# YOUR GOAL
Reproduce the data in its entirety, exactly as supplied.

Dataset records

━━━━━━━━━━

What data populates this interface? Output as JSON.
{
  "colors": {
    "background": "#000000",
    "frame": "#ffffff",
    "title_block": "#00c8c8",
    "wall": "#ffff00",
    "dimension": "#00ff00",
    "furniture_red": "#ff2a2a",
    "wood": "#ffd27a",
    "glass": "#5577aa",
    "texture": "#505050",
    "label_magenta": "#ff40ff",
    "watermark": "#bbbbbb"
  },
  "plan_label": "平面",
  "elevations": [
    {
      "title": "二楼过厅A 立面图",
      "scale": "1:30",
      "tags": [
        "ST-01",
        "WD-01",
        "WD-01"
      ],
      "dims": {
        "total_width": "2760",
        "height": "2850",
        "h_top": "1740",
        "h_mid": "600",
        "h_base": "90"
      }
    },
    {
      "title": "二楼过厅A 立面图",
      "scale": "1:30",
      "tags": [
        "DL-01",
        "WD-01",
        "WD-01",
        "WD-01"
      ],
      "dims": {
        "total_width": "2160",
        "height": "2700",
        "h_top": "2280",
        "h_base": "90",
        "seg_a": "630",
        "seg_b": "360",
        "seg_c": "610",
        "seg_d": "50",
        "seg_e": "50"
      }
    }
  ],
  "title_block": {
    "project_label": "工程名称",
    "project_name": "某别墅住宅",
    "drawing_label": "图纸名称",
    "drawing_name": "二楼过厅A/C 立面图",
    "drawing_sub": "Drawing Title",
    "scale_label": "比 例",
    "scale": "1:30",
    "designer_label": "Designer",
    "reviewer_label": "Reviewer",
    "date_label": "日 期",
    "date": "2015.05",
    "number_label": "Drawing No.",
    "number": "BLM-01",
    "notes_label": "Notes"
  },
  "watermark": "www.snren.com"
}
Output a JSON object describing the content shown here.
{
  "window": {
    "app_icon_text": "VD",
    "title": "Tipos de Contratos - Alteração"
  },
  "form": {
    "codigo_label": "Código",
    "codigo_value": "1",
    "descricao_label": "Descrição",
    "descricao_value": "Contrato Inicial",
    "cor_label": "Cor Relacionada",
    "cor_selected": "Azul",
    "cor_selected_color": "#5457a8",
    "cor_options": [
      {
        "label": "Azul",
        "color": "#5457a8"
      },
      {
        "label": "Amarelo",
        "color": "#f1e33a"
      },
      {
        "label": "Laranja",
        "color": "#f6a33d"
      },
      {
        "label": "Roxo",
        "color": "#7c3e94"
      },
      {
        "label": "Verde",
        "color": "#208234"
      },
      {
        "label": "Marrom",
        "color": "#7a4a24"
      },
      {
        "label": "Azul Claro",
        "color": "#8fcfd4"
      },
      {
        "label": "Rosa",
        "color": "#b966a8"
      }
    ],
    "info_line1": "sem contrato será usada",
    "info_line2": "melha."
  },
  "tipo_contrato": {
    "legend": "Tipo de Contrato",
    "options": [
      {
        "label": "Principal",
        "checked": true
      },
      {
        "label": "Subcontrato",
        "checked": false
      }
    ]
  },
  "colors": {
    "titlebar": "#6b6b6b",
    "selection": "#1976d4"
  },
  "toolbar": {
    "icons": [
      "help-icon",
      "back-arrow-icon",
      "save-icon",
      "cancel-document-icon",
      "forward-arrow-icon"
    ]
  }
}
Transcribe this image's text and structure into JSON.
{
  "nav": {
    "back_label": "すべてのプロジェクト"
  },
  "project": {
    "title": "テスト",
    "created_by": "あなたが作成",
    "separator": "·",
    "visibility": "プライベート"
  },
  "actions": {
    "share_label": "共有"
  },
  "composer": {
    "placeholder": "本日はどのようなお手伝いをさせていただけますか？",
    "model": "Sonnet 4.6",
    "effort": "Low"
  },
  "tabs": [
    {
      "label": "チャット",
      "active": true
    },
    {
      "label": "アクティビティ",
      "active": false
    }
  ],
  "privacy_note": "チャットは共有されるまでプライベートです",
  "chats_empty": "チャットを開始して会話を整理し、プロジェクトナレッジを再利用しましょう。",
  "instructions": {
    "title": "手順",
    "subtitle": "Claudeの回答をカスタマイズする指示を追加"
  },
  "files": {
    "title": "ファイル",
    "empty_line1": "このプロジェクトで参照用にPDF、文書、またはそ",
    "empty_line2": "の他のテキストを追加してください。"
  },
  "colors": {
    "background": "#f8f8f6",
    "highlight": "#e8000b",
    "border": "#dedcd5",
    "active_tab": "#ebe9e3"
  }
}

━━━━━━━━━━

# TASK OUTPUT
What data populates this interface? Output as JSON.
{
  "colors": {
    "background": "#000000",
    "frame": "#ffffff",
    "title_block": "#00c8c8",
    "wall": "#ffff00",
    "dimension": "#00ff00",
    "furniture_red": "#ff2a2a",
    "wood": "#ffd27a",
    "glass": "#5577aa",
    "texture": "#505050",
    "label_magenta": "#ff40ff",
    "watermark": "#bbbbbb"
  },
  "plan_label": "平面",
  "elevations": [
    {
      "title": "二楼过厅A 立面图",
      "scale": "1:30",
      "tags": [
        "ST-01",
        "WD-01",
        "WD-01"
      ],
      "dims": {
        "total_width": "2760",
        "height": "2850",
        "h_top": "1740",
        "h_mid": "600",
        "h_base": "90"
      }
    },
    {
      "title": "二楼过厅A 立面图",
      "scale": "1:30",
      "tags": [
        "DL-01",
        "WD-01",
        "WD-01",
        "WD-01"
      ],
      "dims": {
        "total_width": "2160",
        "height": "2700",
        "h_top": "2280",
        "h_base": "90",
        "seg_a": "630",
        "seg_b": "360",
        "seg_c": "610",
        "seg_d": "50",
        "seg_e": "50"
      }
    }
  ],
  "title_block": {
    "project_label": "工程名称",
    "project_name": "某别墅住宅",
    "drawing_label": "图纸名称",
    "drawing_name": "二楼过厅A/C 立面图",
    "drawing_sub": "Drawing Title",
    "scale_label": "比 例",
    "scale": "1:30",
    "designer_label": "Designer",
    "reviewer_label": "Reviewer",
    "date_label": "日 期",
    "date": "2015.05",
    "number_label": "Drawing No.",
    "number": "BLM-01",
    "notes_label": "Notes"
  },
  "watermark": "www.snren.com"
}
Output a JSON object describing the content shown here.
{
  "window": {
    "app_icon_text": "VD",
    "title": "Tipos de Contratos - Alteração"
  },
  "form": {
    "codigo_label": "Código",
    "codigo_value": "1",
    "descricao_label": "Descrição",
    "descricao_value": "Contrato Inicial",
    "cor_label": "Cor Relacionada",
    "cor_selected": "Azul",
    "cor_selected_color": "#5457a8",
    "cor_options": [
      {
        "label": "Azul",
        "color": "#5457a8"
      },
      {
        "label": "Amarelo",
        "color": "#f1e33a"
      },
      {
        "label": "Laranja",
        "color": "#f6a33d"
      },
      {
        "label": "Roxo",
        "color": "#7c3e94"
      },
      {
        "label": "Verde",
        "color": "#208234"
      },
      {
        "label": "Marrom",
        "color": "#7a4a24"
      },
      {
        "label": "Azul Claro",
        "color": "#8fcfd4"
      },
      {
        "label": "Rosa",
        "color": "#b966a8"
      }
    ],
    "info_line1": "sem contrato será usada",
    "info_line2": "melha."
  },
  "tipo_contrato": {
    "legend": "Tipo de Contrato",
    "options": [
      {
        "label": "Principal",
        "checked": true
      },
      {
        "label": "Subcontrato",
        "checked": false
      }
    ]
  },
  "colors": {
    "titlebar": "#6b6b6b",
    "selection": "#1976d4"
  },
  "toolbar": {
    "icons": [
      "help-icon",
      "back-arrow-icon",
      "save-icon",
      "cancel-document-icon",
      "forward-arrow-icon"
    ]
  }
}
Transcribe this image's text and structure into JSON.
{
  "nav": {
    "back_label": "すべてのプロジェクト"
  },
  "project": {
    "title": "テスト",
    "created_by": "あなたが作成",
    "separator": "·",
    "visibility": "プライベート"
  },
  "actions": {
    "share_label": "共有"
  },
  "composer": {
    "placeholder": "本日はどのようなお手伝いをさせていただけますか？",
    "model": "Sonnet 4.6",
    "effort": "Low"
  },
  "tabs": [
    {
      "label": "チャット",
      "active": true
    },
    {
      "label": "アクティビティ",
      "active": false
    }
  ],
  "privacy_note": "チャットは共有されるまでプライベートです",
  "chats_empty": "チャットを開始して会話を整理し、プロジェクトナレッジを再利用しましょう。",
  "instructions": {
    "title": "手順",
    "subtitle": "Claudeの回答をカスタマイズする指示を追加"
  },
  "files": {
    "title": "ファイル",
    "empty_line1": "このプロジェクトで参照用にPDF、文書、またはそ",
    "empty_line2": "の他のテキストを追加してください。"
  },
  "colors": {
    "background": "#f8f8f6",
    "highlight": "#e8000b",
    "border": "#dedcd5",
    "active_tab": "#ebe9e3"
  }
}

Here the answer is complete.